-- Exercise goal --
Copy out, in full, each line of the entries below that contains the string "header".

-- Records shown --
-=-=-
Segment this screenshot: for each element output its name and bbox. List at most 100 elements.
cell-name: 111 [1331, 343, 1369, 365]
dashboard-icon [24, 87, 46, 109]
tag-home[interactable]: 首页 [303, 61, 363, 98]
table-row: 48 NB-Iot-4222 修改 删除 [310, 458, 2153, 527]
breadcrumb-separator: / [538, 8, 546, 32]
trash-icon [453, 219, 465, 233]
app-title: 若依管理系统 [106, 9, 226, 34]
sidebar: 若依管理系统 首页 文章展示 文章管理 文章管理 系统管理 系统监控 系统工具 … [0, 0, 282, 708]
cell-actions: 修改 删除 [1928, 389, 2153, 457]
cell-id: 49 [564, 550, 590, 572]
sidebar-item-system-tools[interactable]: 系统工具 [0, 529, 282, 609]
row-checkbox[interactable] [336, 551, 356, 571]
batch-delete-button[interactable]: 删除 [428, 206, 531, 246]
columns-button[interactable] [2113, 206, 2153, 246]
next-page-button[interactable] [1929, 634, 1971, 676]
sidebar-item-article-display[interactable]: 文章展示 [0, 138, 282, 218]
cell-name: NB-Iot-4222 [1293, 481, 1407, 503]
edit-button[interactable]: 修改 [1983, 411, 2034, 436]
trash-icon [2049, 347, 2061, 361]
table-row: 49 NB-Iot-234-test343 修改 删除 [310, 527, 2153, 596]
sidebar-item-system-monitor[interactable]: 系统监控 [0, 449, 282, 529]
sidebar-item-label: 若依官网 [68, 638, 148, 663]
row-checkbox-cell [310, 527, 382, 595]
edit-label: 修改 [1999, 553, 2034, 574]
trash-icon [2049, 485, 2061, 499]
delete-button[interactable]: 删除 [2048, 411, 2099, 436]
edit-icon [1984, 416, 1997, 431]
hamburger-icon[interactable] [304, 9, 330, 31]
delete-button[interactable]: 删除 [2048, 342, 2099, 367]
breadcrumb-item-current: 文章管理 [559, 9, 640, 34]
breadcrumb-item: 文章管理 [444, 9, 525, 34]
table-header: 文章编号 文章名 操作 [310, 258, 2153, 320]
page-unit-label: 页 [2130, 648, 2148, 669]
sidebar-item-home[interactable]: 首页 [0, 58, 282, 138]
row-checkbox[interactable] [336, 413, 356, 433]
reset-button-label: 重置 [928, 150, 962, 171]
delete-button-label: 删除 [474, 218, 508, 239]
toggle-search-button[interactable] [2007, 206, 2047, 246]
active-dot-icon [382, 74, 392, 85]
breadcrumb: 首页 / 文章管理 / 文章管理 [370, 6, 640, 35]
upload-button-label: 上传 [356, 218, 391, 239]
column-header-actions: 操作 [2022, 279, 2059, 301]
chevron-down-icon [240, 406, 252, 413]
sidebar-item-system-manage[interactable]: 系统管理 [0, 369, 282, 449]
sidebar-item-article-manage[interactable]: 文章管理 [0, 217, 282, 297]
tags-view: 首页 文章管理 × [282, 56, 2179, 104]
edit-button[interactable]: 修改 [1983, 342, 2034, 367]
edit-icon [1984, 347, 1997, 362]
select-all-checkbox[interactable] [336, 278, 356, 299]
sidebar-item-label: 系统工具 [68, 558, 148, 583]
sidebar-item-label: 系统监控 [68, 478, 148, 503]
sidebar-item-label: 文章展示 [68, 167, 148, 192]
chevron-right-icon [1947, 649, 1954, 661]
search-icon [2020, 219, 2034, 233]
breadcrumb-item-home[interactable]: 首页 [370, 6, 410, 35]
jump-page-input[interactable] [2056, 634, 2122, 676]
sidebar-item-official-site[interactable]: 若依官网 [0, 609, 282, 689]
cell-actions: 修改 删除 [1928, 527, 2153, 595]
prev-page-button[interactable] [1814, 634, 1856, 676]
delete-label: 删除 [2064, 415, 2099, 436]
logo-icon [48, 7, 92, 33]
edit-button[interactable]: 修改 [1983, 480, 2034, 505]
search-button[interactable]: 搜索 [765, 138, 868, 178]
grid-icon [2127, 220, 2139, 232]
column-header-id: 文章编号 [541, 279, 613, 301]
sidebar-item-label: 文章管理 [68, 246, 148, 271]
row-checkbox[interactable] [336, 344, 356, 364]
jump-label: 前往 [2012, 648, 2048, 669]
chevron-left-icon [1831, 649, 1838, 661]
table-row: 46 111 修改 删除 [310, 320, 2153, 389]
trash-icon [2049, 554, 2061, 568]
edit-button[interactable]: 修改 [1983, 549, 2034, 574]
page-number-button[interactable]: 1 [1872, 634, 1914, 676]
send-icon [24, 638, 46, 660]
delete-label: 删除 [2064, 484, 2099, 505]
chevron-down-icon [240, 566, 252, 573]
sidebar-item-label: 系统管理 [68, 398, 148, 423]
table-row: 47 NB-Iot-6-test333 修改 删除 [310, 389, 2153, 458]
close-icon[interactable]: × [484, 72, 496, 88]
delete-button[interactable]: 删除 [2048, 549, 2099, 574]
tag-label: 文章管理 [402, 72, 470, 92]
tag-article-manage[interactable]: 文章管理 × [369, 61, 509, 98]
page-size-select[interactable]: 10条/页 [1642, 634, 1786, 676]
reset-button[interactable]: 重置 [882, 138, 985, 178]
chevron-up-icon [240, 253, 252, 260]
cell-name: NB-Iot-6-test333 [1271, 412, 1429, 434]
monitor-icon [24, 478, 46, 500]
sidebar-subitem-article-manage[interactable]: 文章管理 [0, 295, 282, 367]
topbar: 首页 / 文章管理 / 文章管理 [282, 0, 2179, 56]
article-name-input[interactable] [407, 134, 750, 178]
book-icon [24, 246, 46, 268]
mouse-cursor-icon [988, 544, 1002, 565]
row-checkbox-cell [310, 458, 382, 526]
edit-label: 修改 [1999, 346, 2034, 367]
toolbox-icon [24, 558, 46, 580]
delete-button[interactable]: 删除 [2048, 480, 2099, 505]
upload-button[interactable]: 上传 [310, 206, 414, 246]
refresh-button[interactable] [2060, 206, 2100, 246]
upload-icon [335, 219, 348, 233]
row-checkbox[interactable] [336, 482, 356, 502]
-=-=-
-- Final result --
table-header: 文章编号 文章名 操作 [310, 258, 2153, 320]
column-header-actions: 操作 [2022, 279, 2059, 301]
column-header-id: 文章编号 [541, 279, 613, 301]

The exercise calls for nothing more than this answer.